§ **What is being asked**: Show each line below that contains the word "kips".

§ **Input for this task**:
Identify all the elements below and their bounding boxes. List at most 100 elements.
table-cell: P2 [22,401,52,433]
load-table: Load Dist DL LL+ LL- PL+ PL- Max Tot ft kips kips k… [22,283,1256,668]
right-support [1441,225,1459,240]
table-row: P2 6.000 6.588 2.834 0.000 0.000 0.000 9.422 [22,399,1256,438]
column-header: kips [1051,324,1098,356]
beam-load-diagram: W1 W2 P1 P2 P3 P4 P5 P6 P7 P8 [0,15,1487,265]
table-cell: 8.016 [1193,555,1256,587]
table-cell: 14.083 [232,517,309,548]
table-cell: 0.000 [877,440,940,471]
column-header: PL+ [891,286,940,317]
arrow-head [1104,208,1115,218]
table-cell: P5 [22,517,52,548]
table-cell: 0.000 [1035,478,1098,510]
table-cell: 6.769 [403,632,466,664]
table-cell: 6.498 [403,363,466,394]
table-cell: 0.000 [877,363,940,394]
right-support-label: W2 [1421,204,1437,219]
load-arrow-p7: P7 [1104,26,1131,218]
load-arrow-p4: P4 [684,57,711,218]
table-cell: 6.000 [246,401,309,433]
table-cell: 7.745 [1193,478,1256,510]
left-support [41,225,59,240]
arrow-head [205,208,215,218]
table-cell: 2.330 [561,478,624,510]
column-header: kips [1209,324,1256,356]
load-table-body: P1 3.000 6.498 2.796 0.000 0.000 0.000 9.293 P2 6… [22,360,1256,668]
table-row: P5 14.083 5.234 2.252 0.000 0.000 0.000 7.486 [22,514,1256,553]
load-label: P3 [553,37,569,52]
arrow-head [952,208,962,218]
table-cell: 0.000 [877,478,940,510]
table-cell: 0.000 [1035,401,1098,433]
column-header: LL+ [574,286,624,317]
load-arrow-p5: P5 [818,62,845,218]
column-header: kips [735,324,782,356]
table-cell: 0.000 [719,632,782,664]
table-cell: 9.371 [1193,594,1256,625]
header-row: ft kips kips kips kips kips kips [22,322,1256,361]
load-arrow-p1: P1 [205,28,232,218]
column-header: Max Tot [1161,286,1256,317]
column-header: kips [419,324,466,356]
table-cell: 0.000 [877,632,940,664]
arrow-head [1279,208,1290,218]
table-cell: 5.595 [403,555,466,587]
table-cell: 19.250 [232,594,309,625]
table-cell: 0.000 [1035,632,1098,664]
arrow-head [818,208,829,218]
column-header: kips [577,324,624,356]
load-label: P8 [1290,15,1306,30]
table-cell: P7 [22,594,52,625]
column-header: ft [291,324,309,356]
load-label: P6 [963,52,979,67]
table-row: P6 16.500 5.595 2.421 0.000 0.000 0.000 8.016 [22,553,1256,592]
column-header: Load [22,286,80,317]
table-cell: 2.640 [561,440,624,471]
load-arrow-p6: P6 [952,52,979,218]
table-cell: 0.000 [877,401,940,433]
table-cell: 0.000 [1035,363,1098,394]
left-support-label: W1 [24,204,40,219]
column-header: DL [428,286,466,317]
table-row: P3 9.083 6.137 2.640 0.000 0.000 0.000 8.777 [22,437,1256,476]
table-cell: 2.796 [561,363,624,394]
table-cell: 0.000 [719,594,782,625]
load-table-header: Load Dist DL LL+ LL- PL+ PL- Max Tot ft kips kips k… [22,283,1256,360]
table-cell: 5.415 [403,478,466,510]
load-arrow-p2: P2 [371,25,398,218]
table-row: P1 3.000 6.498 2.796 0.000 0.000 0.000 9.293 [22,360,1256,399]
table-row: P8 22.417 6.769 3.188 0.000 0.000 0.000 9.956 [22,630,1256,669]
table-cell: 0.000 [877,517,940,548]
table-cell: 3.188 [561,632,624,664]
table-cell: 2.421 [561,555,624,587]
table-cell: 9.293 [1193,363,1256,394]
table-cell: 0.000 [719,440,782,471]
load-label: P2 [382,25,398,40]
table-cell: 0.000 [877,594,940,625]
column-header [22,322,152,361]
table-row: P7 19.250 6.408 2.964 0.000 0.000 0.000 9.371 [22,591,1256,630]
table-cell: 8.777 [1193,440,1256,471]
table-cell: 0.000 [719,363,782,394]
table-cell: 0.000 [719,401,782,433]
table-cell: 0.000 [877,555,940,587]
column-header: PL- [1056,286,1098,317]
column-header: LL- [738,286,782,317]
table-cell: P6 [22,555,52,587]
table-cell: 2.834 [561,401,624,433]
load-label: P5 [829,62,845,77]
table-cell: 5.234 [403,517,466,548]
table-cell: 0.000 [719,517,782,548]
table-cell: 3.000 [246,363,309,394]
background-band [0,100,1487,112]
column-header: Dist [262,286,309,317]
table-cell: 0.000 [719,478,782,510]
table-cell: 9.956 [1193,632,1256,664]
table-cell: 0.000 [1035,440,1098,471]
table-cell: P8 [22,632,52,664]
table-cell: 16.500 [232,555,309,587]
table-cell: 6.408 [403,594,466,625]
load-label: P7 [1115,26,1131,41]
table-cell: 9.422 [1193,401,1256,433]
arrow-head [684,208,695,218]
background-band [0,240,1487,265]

§ **Written response**:
load-table: Load Dist DL LL+ LL- PL+ PL- Max Tot ft kips kips k… [22,283,1256,668]
column-header: kips [1051,324,1098,356]
column-header: kips [1209,324,1256,356]
column-header: kips [735,324,782,356]
header-row: ft kips kips kips kips kips kips [22,322,1256,361]
column-header: kips [419,324,466,356]
column-header: kips [577,324,624,356]
load-table-header: Load Dist DL LL+ LL- PL+ PL- Max Tot ft kips kips k… [22,283,1256,360]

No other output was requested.